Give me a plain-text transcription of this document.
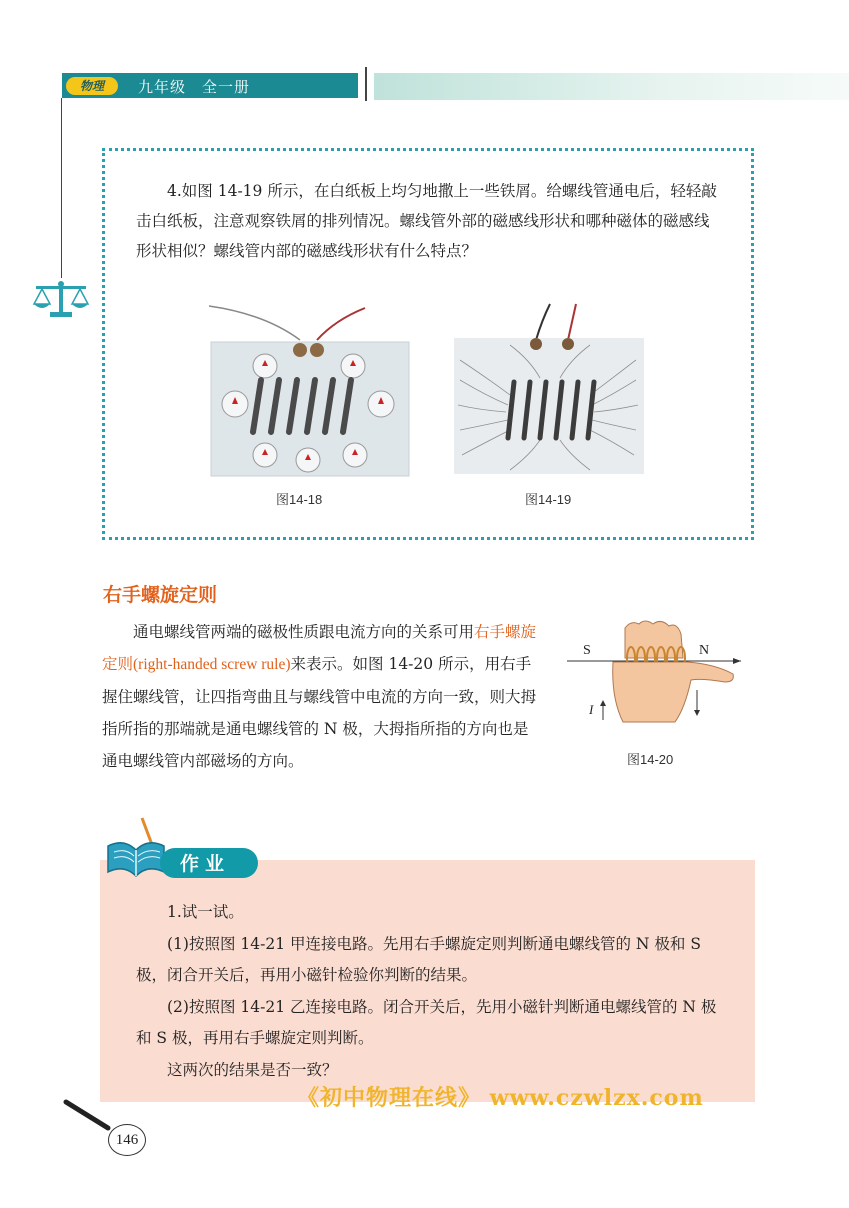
物理	九年级　全一册

4.如图 14-19 所示，在白纸板上均匀地撒上一些铁屑。给螺线管通电后，轻轻敲击白纸板，注意观察铁屑的排列情况。螺线管外部的磁感线形状和哪种磁体的磁感线形状相似？螺线管内部的磁感线形状有什么特点？

图14-18	图14-19
右手螺旋定则

通电螺线管两端的磁极性质跟电流方向的关系可用右手螺旋定则(right-handed screw rule)来表示。如图 14-20 所示，用右手握住螺线管，让四指弯曲且与螺线管中电流的方向一致，则大拇指所指的那端就是通电螺线管的 N 极，大拇指所指的方向也是通电螺线管内部磁场的方向。

S	N
I
图14-20
作业

1.试一试。

(1)按照图 14-21 甲连接电路。先用右手螺旋定则判断通电螺线管的 N 极和 S 极，闭合开关后，再用小磁针检验你判断的结果。

(2)按照图 14-21 乙连接电路。闭合开关后，先用小磁针判断通电螺线管的 N 极和 S 极，再用右手螺旋定则判断。

这两次的结果是否一致？

《初中物理在线》 www.czwlzx.com
146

→ WORK INSTRUCTIONS
Return only those lines of the records that contain the string "闭合开关后".

→ OUTPUT FOR THIS EXERCISE
(1)按照图 14-21 甲连接电路。先用右手螺旋定则判断通电螺线管的 N 极和 S 极，闭合开关后，再用小磁针检验你判断的结果。
(2)按照图 14-21 乙连接电路。闭合开关后，先用小磁针判断通电螺线管的 N 极和 S 极，再用右手螺旋定则判断。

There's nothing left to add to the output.